• _Provided data_:
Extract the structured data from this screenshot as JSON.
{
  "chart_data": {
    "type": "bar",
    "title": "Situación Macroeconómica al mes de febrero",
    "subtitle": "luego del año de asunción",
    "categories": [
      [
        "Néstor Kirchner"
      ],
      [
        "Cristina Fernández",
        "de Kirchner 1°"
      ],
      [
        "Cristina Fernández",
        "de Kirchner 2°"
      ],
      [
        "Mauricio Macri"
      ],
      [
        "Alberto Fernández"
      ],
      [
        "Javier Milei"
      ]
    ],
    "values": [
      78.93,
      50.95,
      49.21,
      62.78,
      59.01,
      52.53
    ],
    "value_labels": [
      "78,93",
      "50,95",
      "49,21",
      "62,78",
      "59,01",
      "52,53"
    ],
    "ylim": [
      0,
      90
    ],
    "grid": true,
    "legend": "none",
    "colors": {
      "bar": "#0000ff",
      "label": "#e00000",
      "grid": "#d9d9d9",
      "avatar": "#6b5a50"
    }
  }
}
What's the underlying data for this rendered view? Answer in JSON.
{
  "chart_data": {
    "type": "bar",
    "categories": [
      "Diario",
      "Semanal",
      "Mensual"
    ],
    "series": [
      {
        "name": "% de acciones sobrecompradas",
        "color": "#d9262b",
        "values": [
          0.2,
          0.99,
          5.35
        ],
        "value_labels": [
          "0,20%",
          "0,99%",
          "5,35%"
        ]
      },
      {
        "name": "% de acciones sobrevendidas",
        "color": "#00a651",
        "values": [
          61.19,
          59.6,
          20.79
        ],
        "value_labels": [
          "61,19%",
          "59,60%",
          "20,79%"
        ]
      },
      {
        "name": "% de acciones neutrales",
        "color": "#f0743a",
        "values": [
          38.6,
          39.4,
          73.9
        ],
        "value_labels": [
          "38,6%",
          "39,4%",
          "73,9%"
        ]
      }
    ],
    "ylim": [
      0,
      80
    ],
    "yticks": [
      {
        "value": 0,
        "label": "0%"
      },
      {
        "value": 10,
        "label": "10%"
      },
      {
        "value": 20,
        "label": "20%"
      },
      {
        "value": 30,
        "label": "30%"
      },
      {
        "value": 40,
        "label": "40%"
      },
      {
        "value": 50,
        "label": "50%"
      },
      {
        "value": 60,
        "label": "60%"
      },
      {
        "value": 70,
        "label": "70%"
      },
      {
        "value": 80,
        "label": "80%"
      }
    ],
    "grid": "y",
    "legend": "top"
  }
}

• _Written problem_: Please return the data above exactly as given.

• _Worked solution_:
Extract the structured data from this screenshot as JSON.
{
  "chart_data": {
    "type": "bar",
    "title": "Situación Macroeconómica al mes de febrero",
    "subtitle": "luego del año de asunción",
    "categories": [
      [
        "Néstor Kirchner"
      ],
      [
        "Cristina Fernández",
        "de Kirchner 1°"
      ],
      [
        "Cristina Fernández",
        "de Kirchner 2°"
      ],
      [
        "Mauricio Macri"
      ],
      [
        "Alberto Fernández"
      ],
      [
        "Javier Milei"
      ]
    ],
    "values": [
      78.93,
      50.95,
      49.21,
      62.78,
      59.01,
      52.53
    ],
    "value_labels": [
      "78,93",
      "50,95",
      "49,21",
      "62,78",
      "59,01",
      "52,53"
    ],
    "ylim": [
      0,
      90
    ],
    "grid": true,
    "legend": "none",
    "colors": {
      "bar": "#0000ff",
      "label": "#e00000",
      "grid": "#d9d9d9",
      "avatar": "#6b5a50"
    }
  }
}
What's the underlying data for this rendered view? Answer in JSON.
{
  "chart_data": {
    "type": "bar",
    "categories": [
      "Diario",
      "Semanal",
      "Mensual"
    ],
    "series": [
      {
        "name": "% de acciones sobrecompradas",
        "color": "#d9262b",
        "values": [
          0.2,
          0.99,
          5.35
        ],
        "value_labels": [
          "0,20%",
          "0,99%",
          "5,35%"
        ]
      },
      {
        "name": "% de acciones sobrevendidas",
        "color": "#00a651",
        "values": [
          61.19,
          59.6,
          20.79
        ],
        "value_labels": [
          "61,19%",
          "59,60%",
          "20,79%"
        ]
      },
      {
        "name": "% de acciones neutrales",
        "color": "#f0743a",
        "values": [
          38.6,
          39.4,
          73.9
        ],
        "value_labels": [
          "38,6%",
          "39,4%",
          "73,9%"
        ]
      }
    ],
    "ylim": [
      0,
      80
    ],
    "yticks": [
      {
        "value": 0,
        "label": "0%"
      },
      {
        "value": 10,
        "label": "10%"
      },
      {
        "value": 20,
        "label": "20%"
      },
      {
        "value": 30,
        "label": "30%"
      },
      {
        "value": 40,
        "label": "40%"
      },
      {
        "value": 50,
        "label": "50%"
      },
      {
        "value": 60,
        "label": "60%"
      },
      {
        "value": 70,
        "label": "70%"
      },
      {
        "value": 80,
        "label": "80%"
      }
    ],
    "grid": "y",
    "legend": "top"
  }
}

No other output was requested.